— Start of Listing —

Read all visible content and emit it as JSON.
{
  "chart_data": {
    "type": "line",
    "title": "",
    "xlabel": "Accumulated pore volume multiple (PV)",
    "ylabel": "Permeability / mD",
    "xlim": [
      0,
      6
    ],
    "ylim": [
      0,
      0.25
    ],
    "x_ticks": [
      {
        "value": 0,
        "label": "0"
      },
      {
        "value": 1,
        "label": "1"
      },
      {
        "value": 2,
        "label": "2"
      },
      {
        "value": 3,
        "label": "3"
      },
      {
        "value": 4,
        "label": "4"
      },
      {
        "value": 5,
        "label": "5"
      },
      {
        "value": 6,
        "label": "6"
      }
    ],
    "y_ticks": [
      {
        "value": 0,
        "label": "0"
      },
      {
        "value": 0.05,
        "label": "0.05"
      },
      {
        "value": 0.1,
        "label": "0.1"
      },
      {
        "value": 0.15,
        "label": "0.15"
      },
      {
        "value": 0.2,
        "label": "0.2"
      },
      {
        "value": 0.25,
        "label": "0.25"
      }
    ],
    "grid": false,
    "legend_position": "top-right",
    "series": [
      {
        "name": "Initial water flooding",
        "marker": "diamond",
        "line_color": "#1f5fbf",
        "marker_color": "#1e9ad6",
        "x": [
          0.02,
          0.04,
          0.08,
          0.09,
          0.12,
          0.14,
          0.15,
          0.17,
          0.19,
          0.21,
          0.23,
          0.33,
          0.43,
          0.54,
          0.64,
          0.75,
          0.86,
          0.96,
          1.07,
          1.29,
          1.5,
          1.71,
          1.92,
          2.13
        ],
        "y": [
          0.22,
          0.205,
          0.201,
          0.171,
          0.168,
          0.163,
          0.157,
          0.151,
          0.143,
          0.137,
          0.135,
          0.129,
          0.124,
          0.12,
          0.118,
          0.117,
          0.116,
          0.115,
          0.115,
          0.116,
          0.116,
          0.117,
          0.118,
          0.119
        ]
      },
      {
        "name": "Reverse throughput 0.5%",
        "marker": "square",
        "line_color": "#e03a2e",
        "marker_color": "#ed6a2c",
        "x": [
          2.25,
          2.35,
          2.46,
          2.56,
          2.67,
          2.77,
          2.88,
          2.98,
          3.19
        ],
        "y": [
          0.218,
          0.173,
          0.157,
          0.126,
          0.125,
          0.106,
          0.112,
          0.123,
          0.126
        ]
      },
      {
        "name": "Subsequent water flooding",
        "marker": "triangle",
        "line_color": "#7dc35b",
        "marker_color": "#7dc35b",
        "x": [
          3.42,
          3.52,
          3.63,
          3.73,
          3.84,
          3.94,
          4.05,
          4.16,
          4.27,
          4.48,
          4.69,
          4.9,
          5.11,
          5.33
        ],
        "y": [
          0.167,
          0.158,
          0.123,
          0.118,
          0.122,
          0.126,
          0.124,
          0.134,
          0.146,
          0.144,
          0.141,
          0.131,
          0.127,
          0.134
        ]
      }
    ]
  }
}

— End of Listing —

Please set down each line of the records exactly as given.

• _Result_:
Read all visible content and emit it as JSON.
{
  "chart_data": {
    "type": "line",
    "title": "",
    "xlabel": "Accumulated pore volume multiple (PV)",
    "ylabel": "Permeability / mD",
    "xlim": [
      0,
      6
    ],
    "ylim": [
      0,
      0.25
    ],
    "x_ticks": [
      {
        "value": 0,
        "label": "0"
      },
      {
        "value": 1,
        "label": "1"
      },
      {
        "value": 2,
        "label": "2"
      },
      {
        "value": 3,
        "label": "3"
      },
      {
        "value": 4,
        "label": "4"
      },
      {
        "value": 5,
        "label": "5"
      },
      {
        "value": 6,
        "label": "6"
      }
    ],
    "y_ticks": [
      {
        "value": 0,
        "label": "0"
      },
      {
        "value": 0.05,
        "label": "0.05"
      },
      {
        "value": 0.1,
        "label": "0.1"
      },
      {
        "value": 0.15,
        "label": "0.15"
      },
      {
        "value": 0.2,
        "label": "0.2"
      },
      {
        "value": 0.25,
        "label": "0.25"
      }
    ],
    "grid": false,
    "legend_position": "top-right",
    "series": [
      {
        "name": "Initial water flooding",
        "marker": "diamond",
        "line_color": "#1f5fbf",
        "marker_color": "#1e9ad6",
        "x": [
          0.02,
          0.04,
          0.08,
          0.09,
          0.12,
          0.14,
          0.15,
          0.17,
          0.19,
          0.21,
          0.23,
          0.33,
          0.43,
          0.54,
          0.64,
          0.75,
          0.86,
          0.96,
          1.07,
          1.29,
          1.5,
          1.71,
          1.92,
          2.13
        ],
        "y": [
          0.22,
          0.205,
          0.201,
          0.171,
          0.168,
          0.163,
          0.157,
          0.151,
          0.143,
          0.137,
          0.135,
          0.129,
          0.124,
          0.12,
          0.118,
          0.117,
          0.116,
          0.115,
          0.115,
          0.116,
          0.116,
          0.117,
          0.118,
          0.119
        ]
      },
      {
        "name": "Reverse throughput 0.5%",
        "marker": "square",
        "line_color": "#e03a2e",
        "marker_color": "#ed6a2c",
        "x": [
          2.25,
          2.35,
          2.46,
          2.56,
          2.67,
          2.77,
          2.88,
          2.98,
          3.19
        ],
        "y": [
          0.218,
          0.173,
          0.157,
          0.126,
          0.125,
          0.106,
          0.112,
          0.123,
          0.126
        ]
      },
      {
        "name": "Subsequent water flooding",
        "marker": "triangle",
        "line_color": "#7dc35b",
        "marker_color": "#7dc35b",
        "x": [
          3.42,
          3.52,
          3.63,
          3.73,
          3.84,
          3.94,
          4.05,
          4.16,
          4.27,
          4.48,
          4.69,
          4.9,
          5.11,
          5.33
        ],
        "y": [
          0.167,
          0.158,
          0.123,
          0.118,
          0.122,
          0.126,
          0.124,
          0.134,
          0.146,
          0.144,
          0.141,
          0.131,
          0.127,
          0.134
        ]
      }
    ]
  }
}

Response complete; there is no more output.